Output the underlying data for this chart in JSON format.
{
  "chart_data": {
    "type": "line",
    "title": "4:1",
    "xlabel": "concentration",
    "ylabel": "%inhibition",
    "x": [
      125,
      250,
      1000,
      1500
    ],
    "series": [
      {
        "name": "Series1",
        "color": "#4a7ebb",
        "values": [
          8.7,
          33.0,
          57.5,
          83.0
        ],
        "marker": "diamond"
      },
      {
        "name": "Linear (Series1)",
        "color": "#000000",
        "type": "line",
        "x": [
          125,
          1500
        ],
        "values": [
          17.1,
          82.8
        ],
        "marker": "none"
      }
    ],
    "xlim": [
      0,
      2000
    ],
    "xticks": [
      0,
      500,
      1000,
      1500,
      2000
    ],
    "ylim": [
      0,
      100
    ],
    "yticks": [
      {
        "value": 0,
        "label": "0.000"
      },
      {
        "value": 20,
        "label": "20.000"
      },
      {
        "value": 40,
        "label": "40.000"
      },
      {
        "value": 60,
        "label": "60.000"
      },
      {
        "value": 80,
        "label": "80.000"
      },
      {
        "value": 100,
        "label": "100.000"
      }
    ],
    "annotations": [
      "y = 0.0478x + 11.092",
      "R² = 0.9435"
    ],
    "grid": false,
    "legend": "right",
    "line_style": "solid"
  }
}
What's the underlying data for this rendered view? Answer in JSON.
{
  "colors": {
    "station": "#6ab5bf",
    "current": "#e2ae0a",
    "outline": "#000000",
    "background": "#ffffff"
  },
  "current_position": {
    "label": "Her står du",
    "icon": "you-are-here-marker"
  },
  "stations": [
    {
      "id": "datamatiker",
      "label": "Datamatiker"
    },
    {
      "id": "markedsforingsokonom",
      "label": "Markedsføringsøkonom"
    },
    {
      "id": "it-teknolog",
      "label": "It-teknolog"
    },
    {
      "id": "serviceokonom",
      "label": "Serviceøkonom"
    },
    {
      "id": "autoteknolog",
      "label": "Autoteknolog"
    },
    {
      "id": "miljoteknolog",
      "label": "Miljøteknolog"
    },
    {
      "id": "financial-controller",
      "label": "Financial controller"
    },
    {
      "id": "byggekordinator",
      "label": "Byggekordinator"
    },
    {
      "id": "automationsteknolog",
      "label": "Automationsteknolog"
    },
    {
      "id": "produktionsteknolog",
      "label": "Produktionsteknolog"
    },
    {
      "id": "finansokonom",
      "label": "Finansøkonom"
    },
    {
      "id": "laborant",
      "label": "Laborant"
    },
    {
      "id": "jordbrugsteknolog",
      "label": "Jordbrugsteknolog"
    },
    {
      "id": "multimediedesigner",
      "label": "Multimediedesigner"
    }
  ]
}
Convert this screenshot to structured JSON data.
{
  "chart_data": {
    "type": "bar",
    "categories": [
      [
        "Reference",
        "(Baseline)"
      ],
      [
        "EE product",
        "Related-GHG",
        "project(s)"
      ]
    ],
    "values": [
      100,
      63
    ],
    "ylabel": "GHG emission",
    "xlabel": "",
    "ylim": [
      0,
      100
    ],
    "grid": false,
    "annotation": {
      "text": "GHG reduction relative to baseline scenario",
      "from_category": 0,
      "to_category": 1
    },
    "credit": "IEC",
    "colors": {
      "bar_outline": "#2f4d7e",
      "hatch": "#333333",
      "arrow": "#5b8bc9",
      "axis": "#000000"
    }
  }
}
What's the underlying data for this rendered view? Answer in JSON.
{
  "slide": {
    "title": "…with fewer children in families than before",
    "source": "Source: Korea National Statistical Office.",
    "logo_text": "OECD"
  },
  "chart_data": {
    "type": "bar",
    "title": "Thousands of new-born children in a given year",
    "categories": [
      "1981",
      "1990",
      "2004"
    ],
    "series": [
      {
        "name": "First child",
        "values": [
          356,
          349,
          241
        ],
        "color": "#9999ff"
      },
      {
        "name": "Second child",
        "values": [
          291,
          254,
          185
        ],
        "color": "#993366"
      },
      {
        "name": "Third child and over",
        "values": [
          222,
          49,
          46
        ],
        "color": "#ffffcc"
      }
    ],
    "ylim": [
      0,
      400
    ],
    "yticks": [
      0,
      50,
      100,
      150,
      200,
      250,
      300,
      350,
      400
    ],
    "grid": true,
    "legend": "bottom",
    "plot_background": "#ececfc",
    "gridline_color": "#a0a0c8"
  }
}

(Your task) Of all the lines in the listing above, how many contain the word "title"? Answer with the number alone.

(Output of the exercise) 3